* **Problem requirements**: In your copy, leave out the pictures and repeat the entries below exactly.

(Stored entries)
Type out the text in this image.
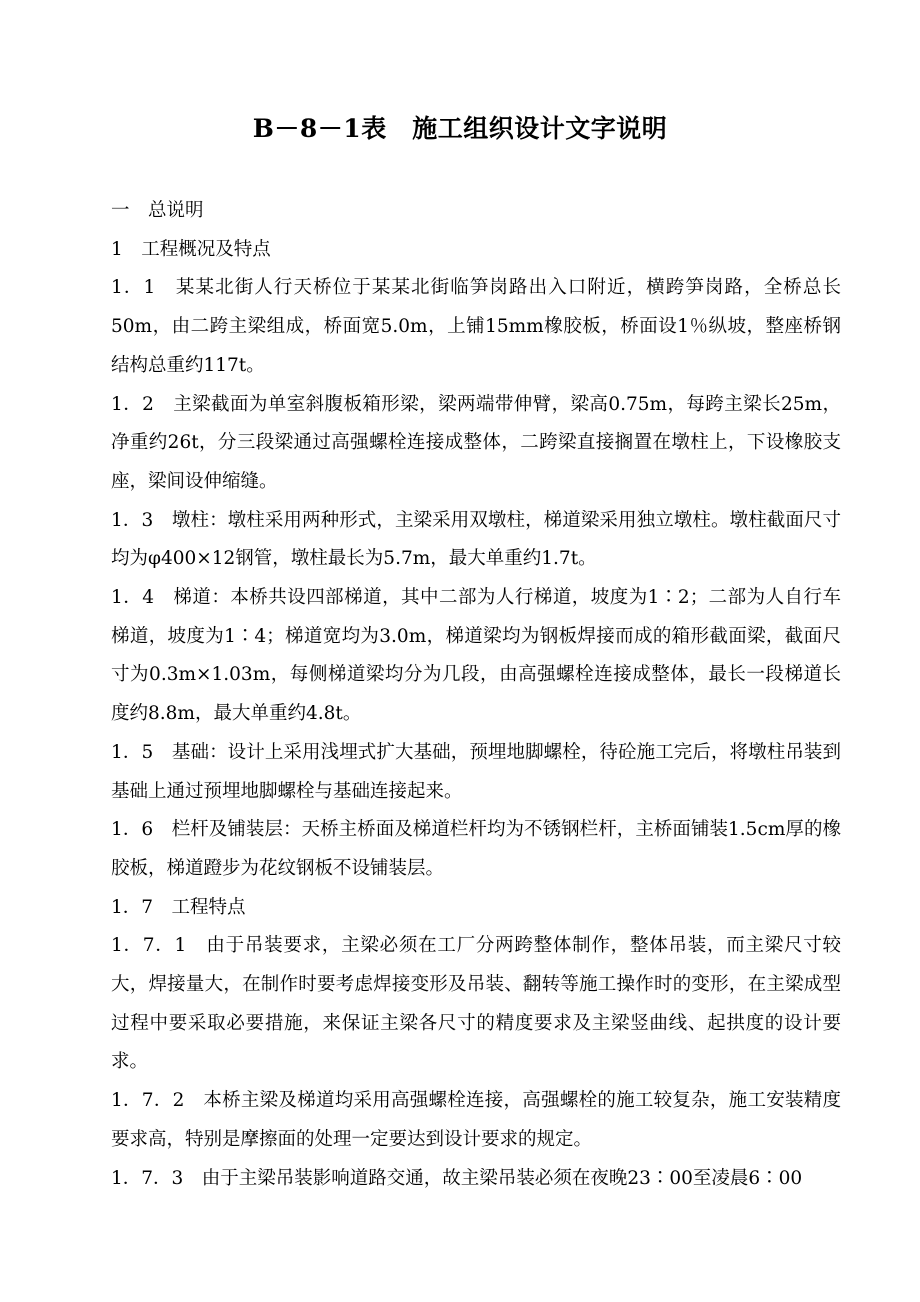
B－8－1表　施工组织设计文字说明

一　总说明

1　工程概况及特点

1．1　某某北街人行天桥位于某某北街临笋岗路出入口附近，横跨笋岗路，全桥总长50m，由二跨主梁组成，桥面宽5.0m，上铺15mm橡胶板，桥面设1％纵坡，整座桥钢结构总重约117t。

1．2　主梁截面为单室斜腹板箱形梁，梁两端带伸臂，梁高0.75m，每跨主梁长25m，净重约26t，分三段梁通过高强螺栓连接成整体，二跨梁直接搁置在墩柱上，下设橡胶支座，梁间设伸缩缝。

1．3　墩柱：墩柱采用两种形式，主梁采用双墩柱，梯道梁采用独立墩柱。墩柱截面尺寸均为φ400×12钢管，墩柱最长为5.7m，最大单重约1.7t。

1．4　梯道：本桥共设四部梯道，其中二部为人行梯道，坡度为1∶2；二部为人自行车梯道，坡度为1∶4；梯道宽均为3.0m，梯道梁均为钢板焊接而成的箱形截面梁，截面尺寸为0.3m×1.03m，每侧梯道梁均分为几段，由高强螺栓连接成整体，最长一段梯道长度约8.8m，最大单重约4.8t。

1．5　基础：设计上采用浅埋式扩大基础，预埋地脚螺栓，待砼施工完后，将墩柱吊装到基础上通过预埋地脚螺栓与基础连接起来。

1．6　栏杆及铺装层：天桥主桥面及梯道栏杆均为不锈钢栏杆，主桥面铺装1.5cm厚的橡胶板，梯道蹬步为花纹钢板不设铺装层。

1．7　工程特点

1．7．1　由于吊装要求，主梁必须在工厂分两跨整体制作，整体吊装，而主梁尺寸较大，焊接量大，在制作时要考虑焊接变形及吊装、翻转等施工操作时的变形，在主梁成型过程中要采取必要措施，来保证主梁各尺寸的精度要求及主梁竖曲线、起拱度的设计要求。

1．7．2　本桥主梁及梯道均采用高强螺栓连接，高强螺栓的施工较复杂，施工安装精度要求高，特别是摩擦面的处理一定要达到设计要求的规定。

1．7．3　由于主梁吊装影响道路交通，故主梁吊装必须在夜晚23∶00至凌晨6∶00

* **Solution below**:
Type out the text in this image.
B－8－1表　施工组织设计文字说明

一　总说明

1　工程概况及特点

1．1　某某北街人行天桥位于某某北街临笋岗路出入口附近，横跨笋岗路，全桥总长50m，由二跨主梁组成，桥面宽5.0m，上铺15mm橡胶板，桥面设1％纵坡，整座桥钢结构总重约117t。

1．2　主梁截面为单室斜腹板箱形梁，梁两端带伸臂，梁高0.75m，每跨主梁长25m，净重约26t，分三段梁通过高强螺栓连接成整体，二跨梁直接搁置在墩柱上，下设橡胶支座，梁间设伸缩缝。

1．3　墩柱：墩柱采用两种形式，主梁采用双墩柱，梯道梁采用独立墩柱。墩柱截面尺寸均为φ400×12钢管，墩柱最长为5.7m，最大单重约1.7t。

1．4　梯道：本桥共设四部梯道，其中二部为人行梯道，坡度为1∶2；二部为人自行车梯道，坡度为1∶4；梯道宽均为3.0m，梯道梁均为钢板焊接而成的箱形截面梁，截面尺寸为0.3m×1.03m，每侧梯道梁均分为几段，由高强螺栓连接成整体，最长一段梯道长度约8.8m，最大单重约4.8t。

1．5　基础：设计上采用浅埋式扩大基础，预埋地脚螺栓，待砼施工完后，将墩柱吊装到基础上通过预埋地脚螺栓与基础连接起来。

1．6　栏杆及铺装层：天桥主桥面及梯道栏杆均为不锈钢栏杆，主桥面铺装1.5cm厚的橡胶板，梯道蹬步为花纹钢板不设铺装层。

1．7　工程特点

1．7．1　由于吊装要求，主梁必须在工厂分两跨整体制作，整体吊装，而主梁尺寸较大，焊接量大，在制作时要考虑焊接变形及吊装、翻转等施工操作时的变形，在主梁成型过程中要采取必要措施，来保证主梁各尺寸的精度要求及主梁竖曲线、起拱度的设计要求。

1．7．2　本桥主梁及梯道均采用高强螺栓连接，高强螺栓的施工较复杂，施工安装精度要求高，特别是摩擦面的处理一定要达到设计要求的规定。

1．7．3　由于主梁吊装影响道路交通，故主梁吊装必须在夜晚23∶00至凌晨6∶00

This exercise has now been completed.